# REQUIRED WORK:
Report how many lines of the listing below include the word "Smartbuy". Give nothing but the number.

=== GIVEN RECORDS ===

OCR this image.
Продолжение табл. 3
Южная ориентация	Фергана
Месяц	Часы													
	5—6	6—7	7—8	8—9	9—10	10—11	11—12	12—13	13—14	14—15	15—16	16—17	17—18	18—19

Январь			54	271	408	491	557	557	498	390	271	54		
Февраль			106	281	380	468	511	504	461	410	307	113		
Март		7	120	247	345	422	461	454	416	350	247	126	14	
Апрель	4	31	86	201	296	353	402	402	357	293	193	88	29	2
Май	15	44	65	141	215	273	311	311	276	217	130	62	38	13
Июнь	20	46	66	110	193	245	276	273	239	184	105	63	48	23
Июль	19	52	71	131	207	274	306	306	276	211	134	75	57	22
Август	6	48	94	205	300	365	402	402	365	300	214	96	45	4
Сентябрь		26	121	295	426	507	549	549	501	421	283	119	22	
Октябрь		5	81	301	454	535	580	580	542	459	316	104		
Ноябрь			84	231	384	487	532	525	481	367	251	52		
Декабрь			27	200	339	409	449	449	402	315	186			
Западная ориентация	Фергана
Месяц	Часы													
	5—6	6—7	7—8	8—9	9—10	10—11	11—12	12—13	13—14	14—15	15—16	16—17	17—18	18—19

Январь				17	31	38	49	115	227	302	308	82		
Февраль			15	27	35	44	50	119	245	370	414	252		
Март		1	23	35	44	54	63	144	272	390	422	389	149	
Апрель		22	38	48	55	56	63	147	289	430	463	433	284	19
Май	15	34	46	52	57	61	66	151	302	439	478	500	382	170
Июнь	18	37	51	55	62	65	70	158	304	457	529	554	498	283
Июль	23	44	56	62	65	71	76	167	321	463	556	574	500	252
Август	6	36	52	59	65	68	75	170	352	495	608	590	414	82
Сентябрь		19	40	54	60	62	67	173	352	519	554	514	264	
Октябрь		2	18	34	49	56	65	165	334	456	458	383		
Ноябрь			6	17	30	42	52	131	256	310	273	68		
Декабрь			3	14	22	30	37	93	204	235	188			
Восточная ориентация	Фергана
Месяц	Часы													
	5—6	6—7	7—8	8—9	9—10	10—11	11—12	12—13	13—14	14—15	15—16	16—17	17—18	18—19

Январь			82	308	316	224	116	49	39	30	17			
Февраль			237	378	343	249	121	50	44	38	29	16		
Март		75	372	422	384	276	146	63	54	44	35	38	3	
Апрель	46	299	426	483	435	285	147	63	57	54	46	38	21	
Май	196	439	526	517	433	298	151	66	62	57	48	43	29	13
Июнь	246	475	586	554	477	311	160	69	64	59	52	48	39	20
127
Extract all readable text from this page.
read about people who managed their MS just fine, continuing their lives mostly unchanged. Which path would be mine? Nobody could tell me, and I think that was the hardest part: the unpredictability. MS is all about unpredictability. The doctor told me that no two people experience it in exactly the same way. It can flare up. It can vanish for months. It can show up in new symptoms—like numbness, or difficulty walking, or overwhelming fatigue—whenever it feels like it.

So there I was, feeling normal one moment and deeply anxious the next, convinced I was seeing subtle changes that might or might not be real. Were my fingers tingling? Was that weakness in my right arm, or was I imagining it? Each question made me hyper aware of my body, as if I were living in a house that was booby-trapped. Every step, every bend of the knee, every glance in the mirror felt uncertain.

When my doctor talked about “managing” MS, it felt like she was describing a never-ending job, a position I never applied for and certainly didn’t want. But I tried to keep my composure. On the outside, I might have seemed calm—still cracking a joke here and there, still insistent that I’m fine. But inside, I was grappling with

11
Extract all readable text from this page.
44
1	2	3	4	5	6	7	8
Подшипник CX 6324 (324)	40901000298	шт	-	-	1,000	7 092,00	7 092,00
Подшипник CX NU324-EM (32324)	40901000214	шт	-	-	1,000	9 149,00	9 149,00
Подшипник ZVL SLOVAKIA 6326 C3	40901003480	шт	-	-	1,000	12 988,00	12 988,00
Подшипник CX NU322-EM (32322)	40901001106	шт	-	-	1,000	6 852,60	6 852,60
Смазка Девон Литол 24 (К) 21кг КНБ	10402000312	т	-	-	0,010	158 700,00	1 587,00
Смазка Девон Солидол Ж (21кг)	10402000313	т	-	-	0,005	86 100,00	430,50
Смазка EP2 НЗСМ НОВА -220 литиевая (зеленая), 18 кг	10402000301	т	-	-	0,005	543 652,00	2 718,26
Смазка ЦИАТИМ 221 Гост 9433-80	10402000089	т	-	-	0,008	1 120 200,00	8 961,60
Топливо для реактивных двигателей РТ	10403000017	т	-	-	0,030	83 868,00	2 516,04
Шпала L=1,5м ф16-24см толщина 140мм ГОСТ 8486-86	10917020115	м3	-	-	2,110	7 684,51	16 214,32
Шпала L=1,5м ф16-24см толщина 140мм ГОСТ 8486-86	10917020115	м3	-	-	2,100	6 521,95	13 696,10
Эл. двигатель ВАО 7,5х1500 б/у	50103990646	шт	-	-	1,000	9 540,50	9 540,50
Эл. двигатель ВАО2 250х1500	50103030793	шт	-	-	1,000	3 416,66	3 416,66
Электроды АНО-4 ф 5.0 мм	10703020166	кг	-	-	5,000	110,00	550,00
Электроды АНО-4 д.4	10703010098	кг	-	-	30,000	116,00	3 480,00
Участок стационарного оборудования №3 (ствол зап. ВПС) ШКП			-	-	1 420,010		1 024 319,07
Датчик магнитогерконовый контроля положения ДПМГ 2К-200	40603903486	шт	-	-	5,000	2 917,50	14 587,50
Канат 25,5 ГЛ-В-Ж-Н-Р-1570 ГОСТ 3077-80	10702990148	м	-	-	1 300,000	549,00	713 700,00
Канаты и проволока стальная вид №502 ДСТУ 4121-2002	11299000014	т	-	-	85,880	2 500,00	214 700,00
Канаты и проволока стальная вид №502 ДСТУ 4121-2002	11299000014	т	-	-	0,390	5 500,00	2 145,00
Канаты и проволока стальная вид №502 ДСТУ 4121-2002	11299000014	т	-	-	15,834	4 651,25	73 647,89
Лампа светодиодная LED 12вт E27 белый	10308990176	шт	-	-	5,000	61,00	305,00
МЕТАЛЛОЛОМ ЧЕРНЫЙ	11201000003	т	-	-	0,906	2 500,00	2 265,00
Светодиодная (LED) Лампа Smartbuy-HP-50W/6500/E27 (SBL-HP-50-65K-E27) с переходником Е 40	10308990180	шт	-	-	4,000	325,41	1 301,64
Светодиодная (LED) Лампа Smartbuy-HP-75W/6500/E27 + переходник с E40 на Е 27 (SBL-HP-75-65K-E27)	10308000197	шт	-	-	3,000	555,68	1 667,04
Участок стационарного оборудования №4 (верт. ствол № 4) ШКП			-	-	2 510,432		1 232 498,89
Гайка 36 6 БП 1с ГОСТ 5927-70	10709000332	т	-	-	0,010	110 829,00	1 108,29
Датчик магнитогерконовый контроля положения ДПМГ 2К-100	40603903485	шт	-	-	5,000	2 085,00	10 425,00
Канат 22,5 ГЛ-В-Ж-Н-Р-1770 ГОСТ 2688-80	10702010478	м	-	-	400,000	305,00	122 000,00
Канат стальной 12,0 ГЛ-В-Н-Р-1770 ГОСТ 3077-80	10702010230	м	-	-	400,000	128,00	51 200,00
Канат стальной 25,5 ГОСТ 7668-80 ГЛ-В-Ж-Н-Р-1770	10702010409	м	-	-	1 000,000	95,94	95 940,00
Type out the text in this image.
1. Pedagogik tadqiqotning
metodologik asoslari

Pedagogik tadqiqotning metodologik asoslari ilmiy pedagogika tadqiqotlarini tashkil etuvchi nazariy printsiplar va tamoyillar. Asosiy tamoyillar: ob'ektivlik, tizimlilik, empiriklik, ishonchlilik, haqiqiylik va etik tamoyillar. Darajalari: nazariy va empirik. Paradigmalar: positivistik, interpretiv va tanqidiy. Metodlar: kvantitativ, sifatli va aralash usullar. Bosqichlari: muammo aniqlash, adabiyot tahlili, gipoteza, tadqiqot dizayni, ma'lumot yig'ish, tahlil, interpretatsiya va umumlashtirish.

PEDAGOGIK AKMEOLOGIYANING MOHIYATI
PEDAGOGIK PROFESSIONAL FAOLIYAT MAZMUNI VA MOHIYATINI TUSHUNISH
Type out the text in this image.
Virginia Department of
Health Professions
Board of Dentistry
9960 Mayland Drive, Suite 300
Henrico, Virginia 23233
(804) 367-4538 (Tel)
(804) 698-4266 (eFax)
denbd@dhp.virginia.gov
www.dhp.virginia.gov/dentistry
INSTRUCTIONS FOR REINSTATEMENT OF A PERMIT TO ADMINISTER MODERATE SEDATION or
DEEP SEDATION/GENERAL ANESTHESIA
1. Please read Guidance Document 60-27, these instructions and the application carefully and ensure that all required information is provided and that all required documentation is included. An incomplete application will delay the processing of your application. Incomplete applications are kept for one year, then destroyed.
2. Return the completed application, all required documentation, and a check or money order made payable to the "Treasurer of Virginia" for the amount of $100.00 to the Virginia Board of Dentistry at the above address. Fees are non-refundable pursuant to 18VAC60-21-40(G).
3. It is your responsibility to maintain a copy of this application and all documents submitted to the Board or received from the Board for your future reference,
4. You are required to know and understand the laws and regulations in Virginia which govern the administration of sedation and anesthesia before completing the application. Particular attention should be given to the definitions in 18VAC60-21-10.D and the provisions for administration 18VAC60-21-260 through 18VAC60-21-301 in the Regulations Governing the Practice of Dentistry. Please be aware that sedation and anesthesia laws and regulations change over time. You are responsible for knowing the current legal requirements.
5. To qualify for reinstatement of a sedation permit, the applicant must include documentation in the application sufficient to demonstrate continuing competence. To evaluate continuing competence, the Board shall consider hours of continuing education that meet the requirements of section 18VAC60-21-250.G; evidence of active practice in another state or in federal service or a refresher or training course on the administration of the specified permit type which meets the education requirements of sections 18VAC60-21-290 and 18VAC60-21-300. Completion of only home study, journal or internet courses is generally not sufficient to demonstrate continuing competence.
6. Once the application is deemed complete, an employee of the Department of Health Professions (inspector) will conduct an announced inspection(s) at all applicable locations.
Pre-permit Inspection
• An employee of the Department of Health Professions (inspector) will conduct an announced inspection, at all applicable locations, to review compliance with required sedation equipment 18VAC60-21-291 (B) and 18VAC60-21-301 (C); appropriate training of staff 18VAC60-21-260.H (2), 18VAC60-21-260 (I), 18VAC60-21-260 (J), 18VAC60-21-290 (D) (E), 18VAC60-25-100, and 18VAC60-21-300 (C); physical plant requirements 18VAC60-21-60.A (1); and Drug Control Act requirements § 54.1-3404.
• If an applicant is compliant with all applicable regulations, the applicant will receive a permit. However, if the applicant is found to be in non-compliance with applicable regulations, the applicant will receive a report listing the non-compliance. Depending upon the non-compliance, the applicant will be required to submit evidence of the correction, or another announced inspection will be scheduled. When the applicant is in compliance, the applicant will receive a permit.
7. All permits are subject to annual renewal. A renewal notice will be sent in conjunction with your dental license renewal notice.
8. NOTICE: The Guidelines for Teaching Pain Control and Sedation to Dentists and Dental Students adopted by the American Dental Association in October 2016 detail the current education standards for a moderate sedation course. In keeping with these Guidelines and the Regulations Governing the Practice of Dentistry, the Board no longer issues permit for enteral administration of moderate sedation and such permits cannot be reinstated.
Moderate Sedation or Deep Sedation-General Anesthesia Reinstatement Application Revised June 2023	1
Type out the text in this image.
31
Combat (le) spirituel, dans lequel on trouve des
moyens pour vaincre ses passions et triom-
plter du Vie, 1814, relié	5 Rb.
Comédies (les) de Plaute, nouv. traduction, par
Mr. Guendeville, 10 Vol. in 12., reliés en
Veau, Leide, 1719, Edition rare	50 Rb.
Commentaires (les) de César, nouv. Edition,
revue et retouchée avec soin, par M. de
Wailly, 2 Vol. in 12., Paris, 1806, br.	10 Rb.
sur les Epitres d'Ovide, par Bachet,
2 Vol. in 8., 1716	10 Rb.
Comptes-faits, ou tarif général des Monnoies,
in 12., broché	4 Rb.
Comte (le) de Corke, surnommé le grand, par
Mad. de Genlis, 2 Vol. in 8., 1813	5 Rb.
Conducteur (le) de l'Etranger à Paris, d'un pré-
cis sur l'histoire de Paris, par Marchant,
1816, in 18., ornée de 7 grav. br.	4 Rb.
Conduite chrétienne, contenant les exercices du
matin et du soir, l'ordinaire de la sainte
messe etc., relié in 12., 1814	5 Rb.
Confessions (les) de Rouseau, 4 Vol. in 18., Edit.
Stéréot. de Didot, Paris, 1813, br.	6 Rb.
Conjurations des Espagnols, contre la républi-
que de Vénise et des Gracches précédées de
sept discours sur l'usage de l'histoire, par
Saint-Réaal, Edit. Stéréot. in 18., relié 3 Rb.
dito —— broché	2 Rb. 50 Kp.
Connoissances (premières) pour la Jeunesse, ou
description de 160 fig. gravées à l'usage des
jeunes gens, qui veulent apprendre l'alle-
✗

===

# EXERCISE ANSWER:
2